### EXERCISE GOAL
Single out the lines that include the word "わかりやすかったでしょうか". Copy them.

### EXCERPTED RECORDS
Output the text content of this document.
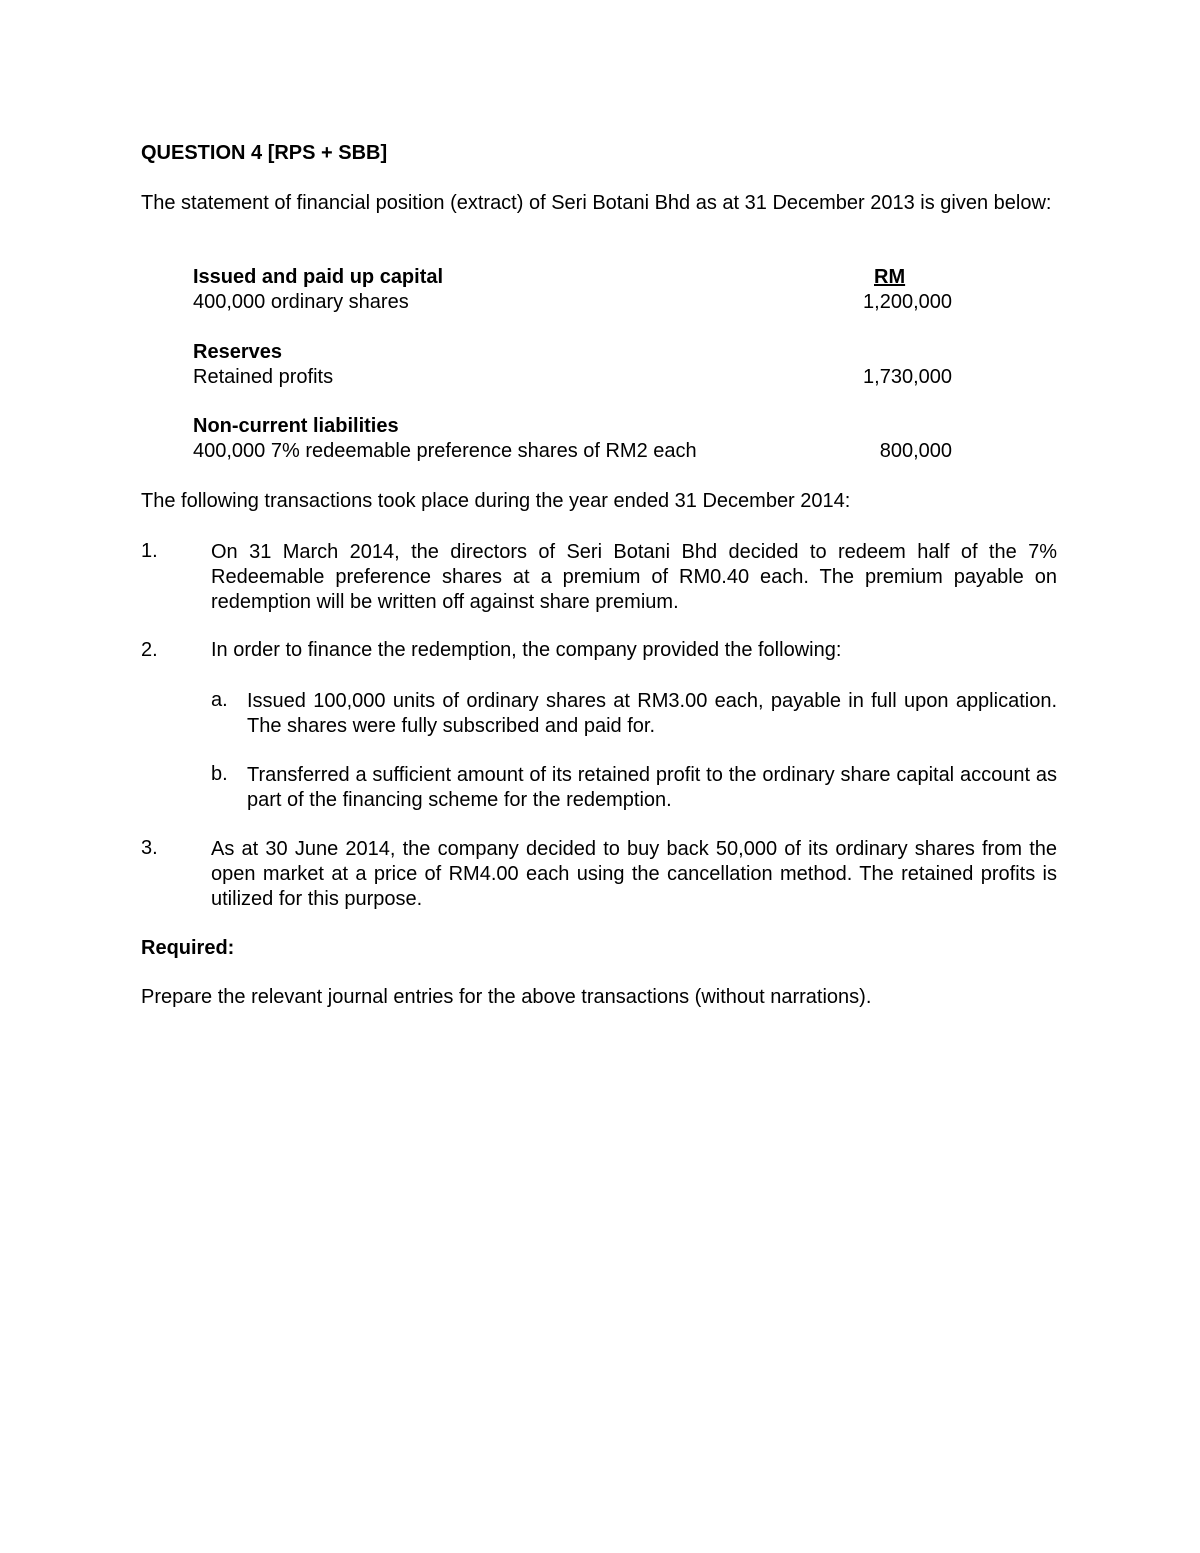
QUESTION 4 [RPS + SBB]
The statement of financial position (extract) of Seri Botani Bhd as at 31 December 2013 is given below:
Issued and paid up capital	RM
400,000 ordinary shares	1,200,000
Reserves
Retained profits	1,730,000
Non-current liabilities
400,000 7% redeemable preference shares of RM2 each	800,000
The following transactions took place during the year ended 31 December 2014:
1.	On 31 March 2014, the directors of Seri Botani Bhd decided to redeem half of the 7% Redeemable preference shares at a premium of RM0.40 each. The premium payable on redemption will be written off against share premium.
2.	In order to finance the redemption, the company provided the following:
a. Issued 100,000 units of ordinary shares at RM3.00 each, payable in full upon application. The shares were fully subscribed and paid for.
b. Transferred a sufficient amount of its retained profit to the ordinary share capital account as part of the financing scheme for the redemption.
3.	As at 30 June 2014, the company decided to buy back 50,000 of its ordinary shares from the open market at a price of RM4.00 each using the cancellation method. The retained profits is utilized for this purpose.
Required:
Prepare the relevant journal entries for the above transactions (without narrations).
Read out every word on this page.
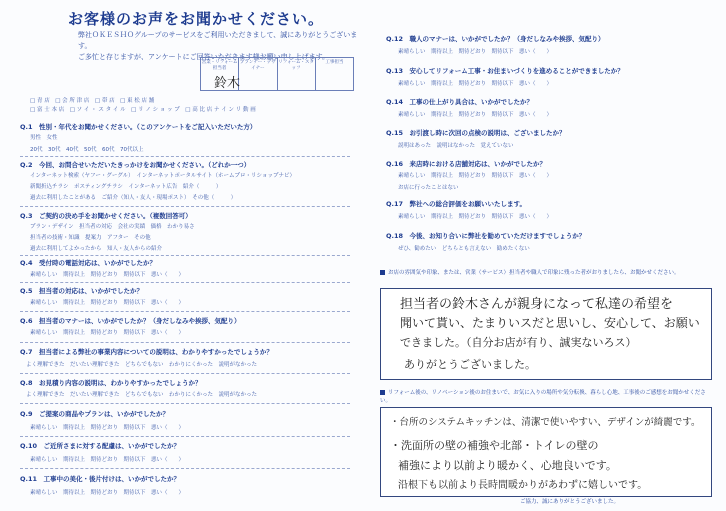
お客様のお声をお聞かせください。
弊社ＯＫＥＳＨＯグループのサービスをご利用いただきまして、誠にありがとうございます。
ご多忙と存じますが、アンケートにご回答いただきます様お願い申し上げます。
営業・リフォーム担当者
プランナー・デザイナー
リフォーム・スタッフ
工事担当
鈴木
□ 青 店　□ 会 所 津 店　□ 帯 店　□ 東 松 店 舗
□ 富 士 本 店　□ ソ イ ・ ス タ イ ル　□ リ ノ シ ョ ッ プ　□ 高 比 店 ナ イ ン リ 動 画
Q.1　性別・年代をお聞かせください。（このアンケートをご記入いただいた方）
男性　女性
20代　30代　40代　50代　60代　70代以上
Q.2　今回、お問合せいただいたきっかけをお聞かせください。（どれか一つ）
インターネット検索（ヤフー・グーグル）　インターネットポータルサイト（ホームプロ・リショップナビ）
新聞折込チラシ　ポスティングチラシ　インターネット広告　紹介（　　　）
過去に利用したことがある　ご紹介（知人・友人・現場ポスト）　その他（　　　）
Q.3　ご契約の決め手をお聞かせください。（複数回答可）
プラン・デザイン　担当者の対応　会社の実績　価格　わかり易さ
担当者の技術・知識　提案力　アフター　その他
過去に利用してよかったから　知人・友人からの紹介
Q.4　受付時の電話対応は、いかがでしたか？
素晴らしい　期待以上　期待どおり　期待以下　悪い（　　）
Q.5　担当者の対応は、いかがでしたか？
素晴らしい　期待以上　期待どおり　期待以下　悪い（　　）
Q.6　担当者のマナーは、いかがでしたか？（身だしなみや挨拶、気配り）
素晴らしい　期待以上　期待どおり　期待以下　悪い（　　）
Q.7　担当者による弊社の事業内容についての説明は、わかりやすかったでしょうか？
よく理解できた　だいたい理解できた　どちらでもない　わかりにくかった　説明がなかった
Q.8　お見積り内容の説明は、わかりやすかったでしょうか？
よく理解できた　だいたい理解できた　どちらでもない　わかりにくかった　説明がなかった
Q.9　ご提案の商品やプランは、いかがでしたか？
素晴らしい　期待以上　期待どおり　期待以下　悪い（　　）
Q.10　ご近所さまに対する配慮は、いかがでしたか？
素晴らしい　期待以上　期待どおり　期待以下　悪い（　　）
Q.11　工事中の美化・後片付けは、いかがでしたか？
素晴らしい　期待以上　期待どおり　期待以下　悪い（　　）
Q.12　職人のマナーは、いかがでしたか？（身だしなみや挨拶、気配り）
素晴らしい　期待以上　期待どおり　期待以下　悪い（　　）
Q.13　安心してリフォーム工事・お住まいづくりを進めることができましたか？
素晴らしい　期待以上　期待どおり　期待以下　悪い（　　）
Q.14　工事の仕上がり具合は、いかがでしたか？
素晴らしい　期待以上　期待どおり　期待以下　悪い（　　）
Q.15　お引渡し時に次回の点検の説明は、ございましたか？
説明はあった　説明はなかった　覚えていない
Q.16　来店時における店舗対応は、いかがでしたか？
素晴らしい　期待以上　期待どおり　期待以下　悪い（　　）
お店に行ったことはない
Q.17　弊社への総合評価をお願いいたします。
素晴らしい　期待以上　期待どおり　期待以下　悪い（　　）
Q.18　今後、お知り合いに弊社を勧めていただけますでしょうか？
ぜひ、勧めたい　どちらとも言えない　勧めたくない
お店の雰囲気や印象、または、営業（サービス）担当者や職人で印象に残った者がおりましたら、お聞かせください。
担当者の鈴木さんが親身になって私達の希望を
聞いて貰い、たまりいスだと思いし、安心して、お願い
できました。（自分お店が有り、誠実ないろス）
ありがとうございました。
リフォーム後の、リノベーション後のお住まいで、お気に入りの場所や気分転換、暮らし心地、工事後のご感想をお聞かせください。
・台所のシステムキッチンは、清潔で使いやすい、デザインが綺麗です。
・洗面所の壁の補強や北部・トイレの壁の
補強により以前より暖かく、心地良いです。
沿根下も以前より長時間暖かりがあわずに嬉しいです。
ご協力、誠にありがとうございました。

### THE ANSWER
Q.7　担当者による弊社の事業内容についての説明は、わかりやすかったでしょうか？
Q.8　お見積り内容の説明は、わかりやすかったでしょうか？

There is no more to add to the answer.